[Records from a collection of figures]
- - - - - - -

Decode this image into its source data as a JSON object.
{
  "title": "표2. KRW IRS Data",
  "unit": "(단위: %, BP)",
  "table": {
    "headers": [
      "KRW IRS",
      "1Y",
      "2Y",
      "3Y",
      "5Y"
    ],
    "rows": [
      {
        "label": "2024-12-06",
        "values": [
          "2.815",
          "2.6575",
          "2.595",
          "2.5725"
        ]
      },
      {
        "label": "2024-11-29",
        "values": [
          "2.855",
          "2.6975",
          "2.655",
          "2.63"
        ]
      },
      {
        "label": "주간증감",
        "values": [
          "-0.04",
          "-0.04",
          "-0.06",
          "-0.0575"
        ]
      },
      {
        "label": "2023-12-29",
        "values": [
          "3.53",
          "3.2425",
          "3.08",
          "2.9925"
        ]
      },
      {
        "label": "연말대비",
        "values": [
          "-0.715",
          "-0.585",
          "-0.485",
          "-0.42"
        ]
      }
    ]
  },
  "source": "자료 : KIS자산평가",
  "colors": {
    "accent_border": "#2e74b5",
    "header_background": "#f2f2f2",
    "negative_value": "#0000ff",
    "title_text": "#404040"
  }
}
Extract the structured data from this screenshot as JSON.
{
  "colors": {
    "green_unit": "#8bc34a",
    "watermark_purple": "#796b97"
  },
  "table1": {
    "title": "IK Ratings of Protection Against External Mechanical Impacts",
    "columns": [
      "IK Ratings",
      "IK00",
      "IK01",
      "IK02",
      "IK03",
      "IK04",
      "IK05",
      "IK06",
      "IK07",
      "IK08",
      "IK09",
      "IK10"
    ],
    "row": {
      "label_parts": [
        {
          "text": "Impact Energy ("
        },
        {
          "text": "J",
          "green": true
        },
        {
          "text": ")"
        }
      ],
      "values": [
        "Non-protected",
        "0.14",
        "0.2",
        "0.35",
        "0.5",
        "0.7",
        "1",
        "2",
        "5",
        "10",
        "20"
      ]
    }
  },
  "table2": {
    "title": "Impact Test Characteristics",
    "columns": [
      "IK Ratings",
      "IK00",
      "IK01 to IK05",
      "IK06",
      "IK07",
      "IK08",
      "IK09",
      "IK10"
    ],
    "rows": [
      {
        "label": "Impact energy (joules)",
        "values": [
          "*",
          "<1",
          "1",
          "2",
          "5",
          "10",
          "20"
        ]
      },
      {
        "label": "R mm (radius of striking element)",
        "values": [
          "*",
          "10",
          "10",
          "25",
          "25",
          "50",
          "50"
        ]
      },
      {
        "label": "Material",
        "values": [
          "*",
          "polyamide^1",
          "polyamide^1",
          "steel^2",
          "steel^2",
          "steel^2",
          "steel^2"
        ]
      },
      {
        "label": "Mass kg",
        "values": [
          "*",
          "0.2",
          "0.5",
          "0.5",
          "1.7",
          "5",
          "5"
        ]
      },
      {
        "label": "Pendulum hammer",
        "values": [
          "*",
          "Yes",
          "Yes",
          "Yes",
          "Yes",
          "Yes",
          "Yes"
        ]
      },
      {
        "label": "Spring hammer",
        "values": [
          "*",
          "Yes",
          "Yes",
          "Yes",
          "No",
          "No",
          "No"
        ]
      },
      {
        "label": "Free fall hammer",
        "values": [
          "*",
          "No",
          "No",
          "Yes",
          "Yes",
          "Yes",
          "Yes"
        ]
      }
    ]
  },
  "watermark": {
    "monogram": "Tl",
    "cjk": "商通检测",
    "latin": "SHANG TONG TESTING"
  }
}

- - - - - - -

> **What the task requires**
Copy out every entry again, exactly as it was given.

> **Expected answer**
Decode this image into its source data as a JSON object.
{
  "title": "표2. KRW IRS Data",
  "unit": "(단위: %, BP)",
  "table": {
    "headers": [
      "KRW IRS",
      "1Y",
      "2Y",
      "3Y",
      "5Y"
    ],
    "rows": [
      {
        "label": "2024-12-06",
        "values": [
          "2.815",
          "2.6575",
          "2.595",
          "2.5725"
        ]
      },
      {
        "label": "2024-11-29",
        "values": [
          "2.855",
          "2.6975",
          "2.655",
          "2.63"
        ]
      },
      {
        "label": "주간증감",
        "values": [
          "-0.04",
          "-0.04",
          "-0.06",
          "-0.0575"
        ]
      },
      {
        "label": "2023-12-29",
        "values": [
          "3.53",
          "3.2425",
          "3.08",
          "2.9925"
        ]
      },
      {
        "label": "연말대비",
        "values": [
          "-0.715",
          "-0.585",
          "-0.485",
          "-0.42"
        ]
      }
    ]
  },
  "source": "자료 : KIS자산평가",
  "colors": {
    "accent_border": "#2e74b5",
    "header_background": "#f2f2f2",
    "negative_value": "#0000ff",
    "title_text": "#404040"
  }
}
Extract the structured data from this screenshot as JSON.
{
  "colors": {
    "green_unit": "#8bc34a",
    "watermark_purple": "#796b97"
  },
  "table1": {
    "title": "IK Ratings of Protection Against External Mechanical Impacts",
    "columns": [
      "IK Ratings",
      "IK00",
      "IK01",
      "IK02",
      "IK03",
      "IK04",
      "IK05",
      "IK06",
      "IK07",
      "IK08",
      "IK09",
      "IK10"
    ],
    "row": {
      "label_parts": [
        {
          "text": "Impact Energy ("
        },
        {
          "text": "J",
          "green": true
        },
        {
          "text": ")"
        }
      ],
      "values": [
        "Non-protected",
        "0.14",
        "0.2",
        "0.35",
        "0.5",
        "0.7",
        "1",
        "2",
        "5",
        "10",
        "20"
      ]
    }
  },
  "table2": {
    "title": "Impact Test Characteristics",
    "columns": [
      "IK Ratings",
      "IK00",
      "IK01 to IK05",
      "IK06",
      "IK07",
      "IK08",
      "IK09",
      "IK10"
    ],
    "rows": [
      {
        "label": "Impact energy (joules)",
        "values": [
          "*",
          "<1",
          "1",
          "2",
          "5",
          "10",
          "20"
        ]
      },
      {
        "label": "R mm (radius of striking element)",
        "values": [
          "*",
          "10",
          "10",
          "25",
          "25",
          "50",
          "50"
        ]
      },
      {
        "label": "Material",
        "values": [
          "*",
          "polyamide^1",
          "polyamide^1",
          "steel^2",
          "steel^2",
          "steel^2",
          "steel^2"
        ]
      },
      {
        "label": "Mass kg",
        "values": [
          "*",
          "0.2",
          "0.5",
          "0.5",
          "1.7",
          "5",
          "5"
        ]
      },
      {
        "label": "Pendulum hammer",
        "values": [
          "*",
          "Yes",
          "Yes",
          "Yes",
          "Yes",
          "Yes",
          "Yes"
        ]
      },
      {
        "label": "Spring hammer",
        "values": [
          "*",
          "Yes",
          "Yes",
          "Yes",
          "No",
          "No",
          "No"
        ]
      },
      {
        "label": "Free fall hammer",
        "values": [
          "*",
          "No",
          "No",
          "Yes",
          "Yes",
          "Yes",
          "Yes"
        ]
      }
    ]
  },
  "watermark": {
    "monogram": "Tl",
    "cjk": "商通检测",
    "latin": "SHANG TONG TESTING"
  }
}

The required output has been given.